* WHAT THE TASK ASKS *
Pick out each line of the records in which the word "with" appears.

* PROVIDED MATERIAL *
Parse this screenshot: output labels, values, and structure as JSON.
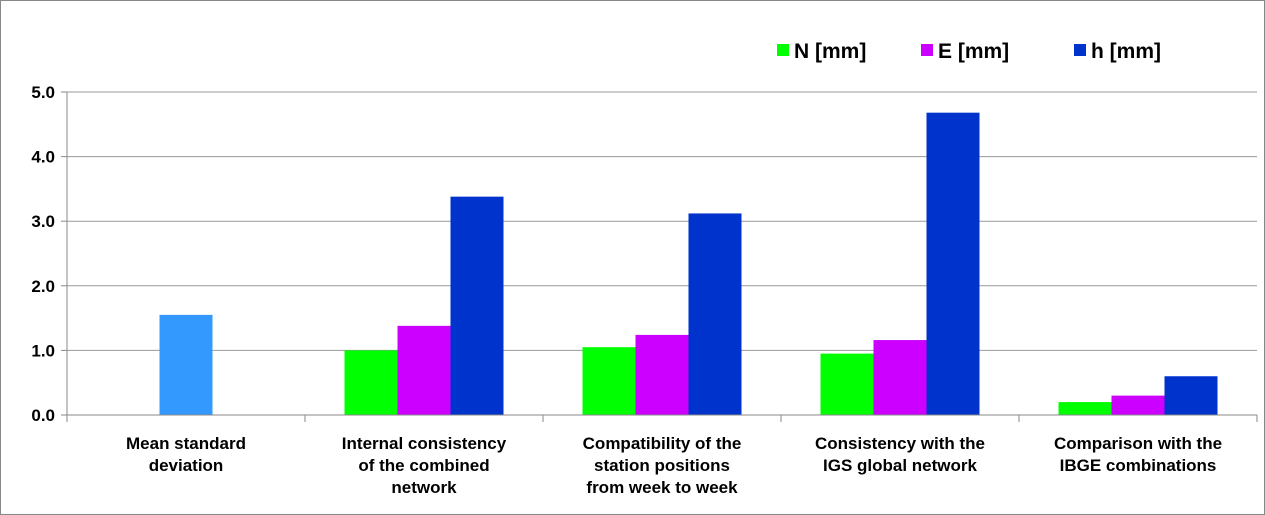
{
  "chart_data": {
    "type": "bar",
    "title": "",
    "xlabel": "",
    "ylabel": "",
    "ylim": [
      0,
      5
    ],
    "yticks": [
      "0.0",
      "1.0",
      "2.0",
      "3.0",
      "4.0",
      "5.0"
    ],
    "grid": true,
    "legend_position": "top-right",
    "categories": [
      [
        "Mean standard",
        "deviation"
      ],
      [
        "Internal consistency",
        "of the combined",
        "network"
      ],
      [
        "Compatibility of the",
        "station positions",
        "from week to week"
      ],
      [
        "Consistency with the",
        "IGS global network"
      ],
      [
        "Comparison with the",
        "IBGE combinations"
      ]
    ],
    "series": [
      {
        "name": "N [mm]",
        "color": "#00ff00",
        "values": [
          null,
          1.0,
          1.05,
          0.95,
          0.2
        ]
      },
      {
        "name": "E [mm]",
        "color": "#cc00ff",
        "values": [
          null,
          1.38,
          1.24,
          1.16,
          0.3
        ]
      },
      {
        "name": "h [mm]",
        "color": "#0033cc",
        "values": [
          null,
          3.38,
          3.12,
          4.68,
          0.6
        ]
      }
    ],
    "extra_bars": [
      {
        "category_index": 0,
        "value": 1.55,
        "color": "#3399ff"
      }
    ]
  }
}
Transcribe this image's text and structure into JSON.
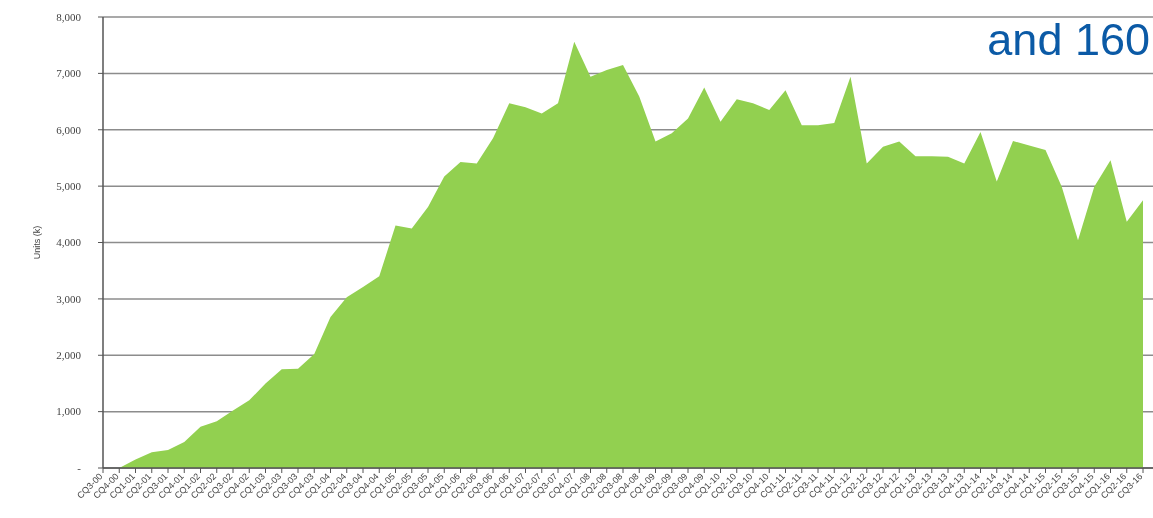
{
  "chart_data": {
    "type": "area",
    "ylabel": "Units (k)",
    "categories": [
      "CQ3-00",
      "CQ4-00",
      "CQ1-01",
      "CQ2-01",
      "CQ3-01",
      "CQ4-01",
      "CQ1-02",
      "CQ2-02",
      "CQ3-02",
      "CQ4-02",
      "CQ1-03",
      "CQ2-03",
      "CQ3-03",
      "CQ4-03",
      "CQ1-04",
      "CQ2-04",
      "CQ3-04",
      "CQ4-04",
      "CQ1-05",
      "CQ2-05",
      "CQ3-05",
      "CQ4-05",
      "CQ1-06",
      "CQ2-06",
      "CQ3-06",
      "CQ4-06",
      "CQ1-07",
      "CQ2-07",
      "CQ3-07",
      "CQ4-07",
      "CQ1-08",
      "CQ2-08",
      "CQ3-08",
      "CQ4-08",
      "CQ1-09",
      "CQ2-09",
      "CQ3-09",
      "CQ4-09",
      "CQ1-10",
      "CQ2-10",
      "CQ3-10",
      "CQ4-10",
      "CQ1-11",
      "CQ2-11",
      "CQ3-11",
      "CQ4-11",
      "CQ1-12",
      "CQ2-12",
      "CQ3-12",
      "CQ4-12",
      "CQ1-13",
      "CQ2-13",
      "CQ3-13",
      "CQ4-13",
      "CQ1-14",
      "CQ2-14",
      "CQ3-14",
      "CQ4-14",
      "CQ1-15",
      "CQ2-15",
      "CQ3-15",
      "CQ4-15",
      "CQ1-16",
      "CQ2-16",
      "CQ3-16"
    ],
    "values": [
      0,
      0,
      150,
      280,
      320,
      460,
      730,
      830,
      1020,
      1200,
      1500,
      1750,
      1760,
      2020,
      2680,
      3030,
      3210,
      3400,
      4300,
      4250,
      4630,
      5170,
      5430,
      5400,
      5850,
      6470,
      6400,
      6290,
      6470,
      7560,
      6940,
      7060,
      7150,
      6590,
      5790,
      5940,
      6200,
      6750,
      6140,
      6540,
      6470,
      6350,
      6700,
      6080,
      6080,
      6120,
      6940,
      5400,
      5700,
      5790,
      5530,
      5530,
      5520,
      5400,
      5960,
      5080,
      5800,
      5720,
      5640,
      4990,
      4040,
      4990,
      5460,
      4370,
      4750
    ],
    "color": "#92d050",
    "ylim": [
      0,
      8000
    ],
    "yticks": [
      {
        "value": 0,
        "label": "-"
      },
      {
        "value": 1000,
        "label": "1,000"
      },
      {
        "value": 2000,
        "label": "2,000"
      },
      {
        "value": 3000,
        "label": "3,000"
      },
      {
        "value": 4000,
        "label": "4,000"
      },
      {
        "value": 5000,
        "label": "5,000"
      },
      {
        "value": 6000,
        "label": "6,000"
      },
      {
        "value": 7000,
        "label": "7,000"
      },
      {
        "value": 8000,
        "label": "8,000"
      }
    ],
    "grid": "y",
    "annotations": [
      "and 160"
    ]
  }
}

* FINISHED TASK *
        "Consistency with the",
        "Comparison with the",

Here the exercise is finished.